_EXERCISE REQUIREMENTS_.
Without altering anything, repeat each of the records.

'''

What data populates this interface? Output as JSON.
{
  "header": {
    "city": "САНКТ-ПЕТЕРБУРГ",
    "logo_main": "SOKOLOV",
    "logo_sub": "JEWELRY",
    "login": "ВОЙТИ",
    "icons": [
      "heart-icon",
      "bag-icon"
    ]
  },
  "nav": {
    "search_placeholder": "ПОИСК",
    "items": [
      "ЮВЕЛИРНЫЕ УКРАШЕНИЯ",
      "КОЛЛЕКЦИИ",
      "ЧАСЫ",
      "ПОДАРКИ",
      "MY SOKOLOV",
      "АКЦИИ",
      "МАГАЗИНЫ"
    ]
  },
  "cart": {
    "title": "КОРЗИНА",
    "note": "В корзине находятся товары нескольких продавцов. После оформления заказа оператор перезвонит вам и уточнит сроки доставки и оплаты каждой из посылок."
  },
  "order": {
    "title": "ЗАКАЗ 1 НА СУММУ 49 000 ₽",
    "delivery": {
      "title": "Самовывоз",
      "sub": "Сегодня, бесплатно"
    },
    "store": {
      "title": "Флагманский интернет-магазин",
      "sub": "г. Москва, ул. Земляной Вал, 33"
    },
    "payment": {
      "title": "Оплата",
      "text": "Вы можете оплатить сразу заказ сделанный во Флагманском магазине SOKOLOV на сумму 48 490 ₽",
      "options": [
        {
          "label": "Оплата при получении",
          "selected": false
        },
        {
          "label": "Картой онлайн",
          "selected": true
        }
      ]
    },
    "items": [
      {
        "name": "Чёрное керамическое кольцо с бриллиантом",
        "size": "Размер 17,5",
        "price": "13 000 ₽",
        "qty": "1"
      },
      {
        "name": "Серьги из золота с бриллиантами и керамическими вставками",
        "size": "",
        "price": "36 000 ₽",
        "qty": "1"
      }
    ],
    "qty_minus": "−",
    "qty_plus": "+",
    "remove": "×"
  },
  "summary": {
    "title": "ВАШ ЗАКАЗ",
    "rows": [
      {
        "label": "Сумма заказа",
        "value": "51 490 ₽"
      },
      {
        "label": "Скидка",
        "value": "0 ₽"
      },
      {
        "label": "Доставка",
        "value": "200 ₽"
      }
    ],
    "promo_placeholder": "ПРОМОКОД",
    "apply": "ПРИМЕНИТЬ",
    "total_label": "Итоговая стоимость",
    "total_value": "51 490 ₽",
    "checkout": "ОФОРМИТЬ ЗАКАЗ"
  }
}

'''

_EXERCISE OUTPUT_.
What data populates this interface? Output as JSON.
{
  "header": {
    "city": "САНКТ-ПЕТЕРБУРГ",
    "logo_main": "SOKOLOV",
    "logo_sub": "JEWELRY",
    "login": "ВОЙТИ",
    "icons": [
      "heart-icon",
      "bag-icon"
    ]
  },
  "nav": {
    "search_placeholder": "ПОИСК",
    "items": [
      "ЮВЕЛИРНЫЕ УКРАШЕНИЯ",
      "КОЛЛЕКЦИИ",
      "ЧАСЫ",
      "ПОДАРКИ",
      "MY SOKOLOV",
      "АКЦИИ",
      "МАГАЗИНЫ"
    ]
  },
  "cart": {
    "title": "КОРЗИНА",
    "note": "В корзине находятся товары нескольких продавцов. После оформления заказа оператор перезвонит вам и уточнит сроки доставки и оплаты каждой из посылок."
  },
  "order": {
    "title": "ЗАКАЗ 1 НА СУММУ 49 000 ₽",
    "delivery": {
      "title": "Самовывоз",
      "sub": "Сегодня, бесплатно"
    },
    "store": {
      "title": "Флагманский интернет-магазин",
      "sub": "г. Москва, ул. Земляной Вал, 33"
    },
    "payment": {
      "title": "Оплата",
      "text": "Вы можете оплатить сразу заказ сделанный во Флагманском магазине SOKOLOV на сумму 48 490 ₽",
      "options": [
        {
          "label": "Оплата при получении",
          "selected": false
        },
        {
          "label": "Картой онлайн",
          "selected": true
        }
      ]
    },
    "items": [
      {
        "name": "Чёрное керамическое кольцо с бриллиантом",
        "size": "Размер 17,5",
        "price": "13 000 ₽",
        "qty": "1"
      },
      {
        "name": "Серьги из золота с бриллиантами и керамическими вставками",
        "size": "",
        "price": "36 000 ₽",
        "qty": "1"
      }
    ],
    "qty_minus": "−",
    "qty_plus": "+",
    "remove": "×"
  },
  "summary": {
    "title": "ВАШ ЗАКАЗ",
    "rows": [
      {
        "label": "Сумма заказа",
        "value": "51 490 ₽"
      },
      {
        "label": "Скидка",
        "value": "0 ₽"
      },
      {
        "label": "Доставка",
        "value": "200 ₽"
      }
    ],
    "promo_placeholder": "ПРОМОКОД",
    "apply": "ПРИМЕНИТЬ",
    "total_label": "Итоговая стоимость",
    "total_value": "51 490 ₽",
    "checkout": "ОФОРМИТЬ ЗАКАЗ"
  }
}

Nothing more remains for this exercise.